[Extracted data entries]

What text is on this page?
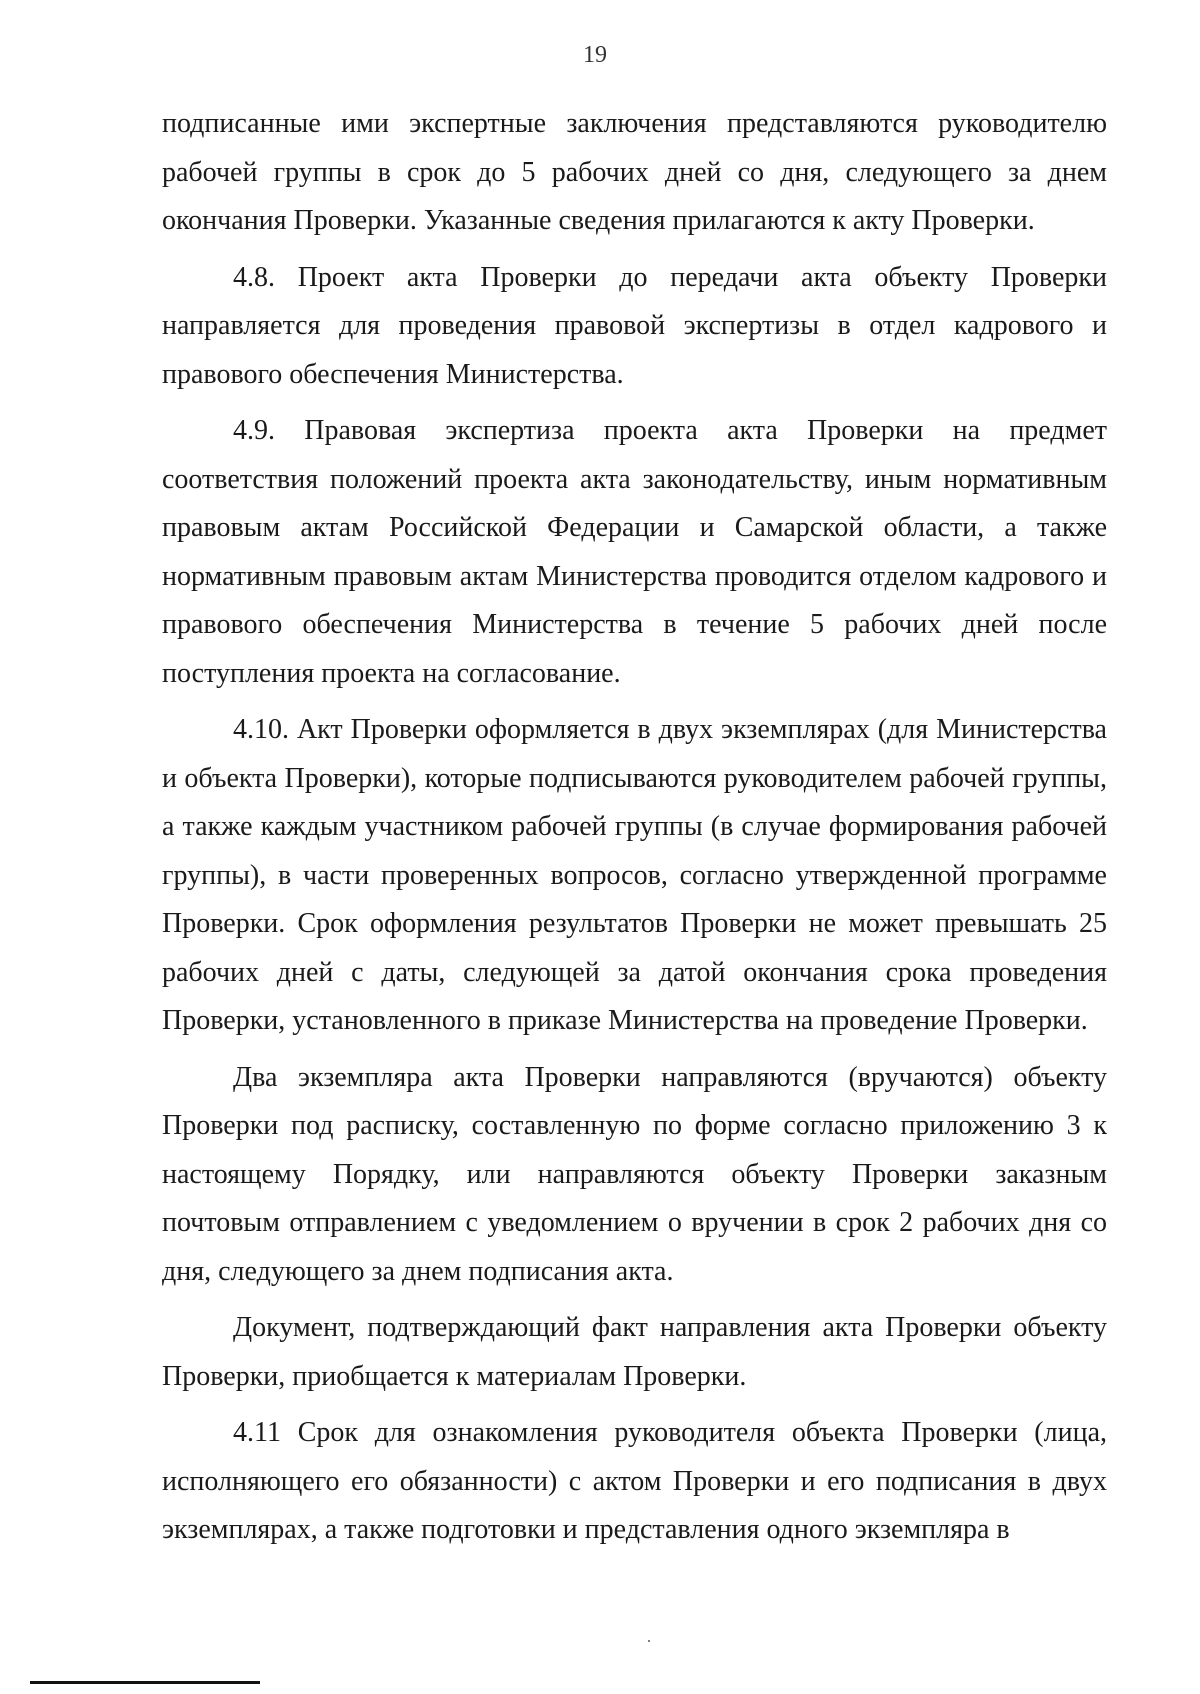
19

подписанные ими экспертные заключения представляются руководителю рабочей группы в срок до 5 рабочих дней со дня, следующего за днем окончания Проверки. Указанные сведения прилагаются к акту Проверки.

4.8. Проект акта Проверки до передачи акта объекту Проверки направляется для проведения правовой экспертизы в отдел кадрового и правового обеспечения Министерства.

4.9. Правовая экспертиза проекта акта Проверки на предмет соответствия положений проекта акта законодательству, иным нормативным правовым актам Российской Федерации и Самарской области, а также нормативным правовым актам Министерства проводится отделом кадрового и правового обеспечения Министерства в течение 5 рабочих дней после поступления проекта на согласование.

4.10. Акт Проверки оформляется в двух экземплярах (для Министерства и объекта Проверки), которые подписываются руководителем рабочей группы, а также каждым участником рабочей группы (в случае формирования рабочей группы), в части проверенных вопросов, согласно утвержденной программе Проверки. Срок оформления результатов Проверки не может превышать 25 рабочих дней с даты, следующей за датой окончания срока проведения Проверки, установленного в приказе Министерства на проведение Проверки.

Два экземпляра акта Проверки направляются (вручаются) объекту Проверки под расписку, составленную по форме согласно приложению 3 к настоящему Порядку, или направляются объекту Проверки заказным почтовым отправлением с уведомлением о вручении в срок 2 рабочих дня со дня, следующего за днем подписания акта.

Документ, подтверждающий факт направления акта Проверки объекту Проверки, приобщается к материалам Проверки.

4.11 Срок для ознакомления руководителя объекта Проверки (лица, исполняющего его обязанности) с актом Проверки и его подписания в двух экземплярах, а также подготовки и представления одного экземпляра в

### WRITTEN REQUEST:
Return all the entries word for word, but omit any pictures they contain.

### SOLUTION TO THIS TASK:
What text is on this page?
19

подписанные ими экспертные заключения представляются руководителю рабочей группы в срок до 5 рабочих дней со дня, следующего за днем окончания Проверки. Указанные сведения прилагаются к акту Проверки.

4.8. Проект акта Проверки до передачи акта объекту Проверки направляется для проведения правовой экспертизы в отдел кадрового и правового обеспечения Министерства.

4.9. Правовая экспертиза проекта акта Проверки на предмет соответствия положений проекта акта законодательству, иным нормативным правовым актам Российской Федерации и Самарской области, а также нормативным правовым актам Министерства проводится отделом кадрового и правового обеспечения Министерства в течение 5 рабочих дней после поступления проекта на согласование.

4.10. Акт Проверки оформляется в двух экземплярах (для Министерства и объекта Проверки), которые подписываются руководителем рабочей группы, а также каждым участником рабочей группы (в случае формирования рабочей группы), в части проверенных вопросов, согласно утвержденной программе Проверки. Срок оформления результатов Проверки не может превышать 25 рабочих дней с даты, следующей за датой окончания срока проведения Проверки, установленного в приказе Министерства на проведение Проверки.

Два экземпляра акта Проверки направляются (вручаются) объекту Проверки под расписку, составленную по форме согласно приложению 3 к настоящему Порядку, или направляются объекту Проверки заказным почтовым отправлением с уведомлением о вручении в срок 2 рабочих дня со дня, следующего за днем подписания акта.

Документ, подтверждающий факт направления акта Проверки объекту Проверки, приобщается к материалам Проверки.

4.11 Срок для ознакомления руководителя объекта Проверки (лица, исполняющего его обязанности) с актом Проверки и его подписания в двух экземплярах, а также подготовки и представления одного экземпляра в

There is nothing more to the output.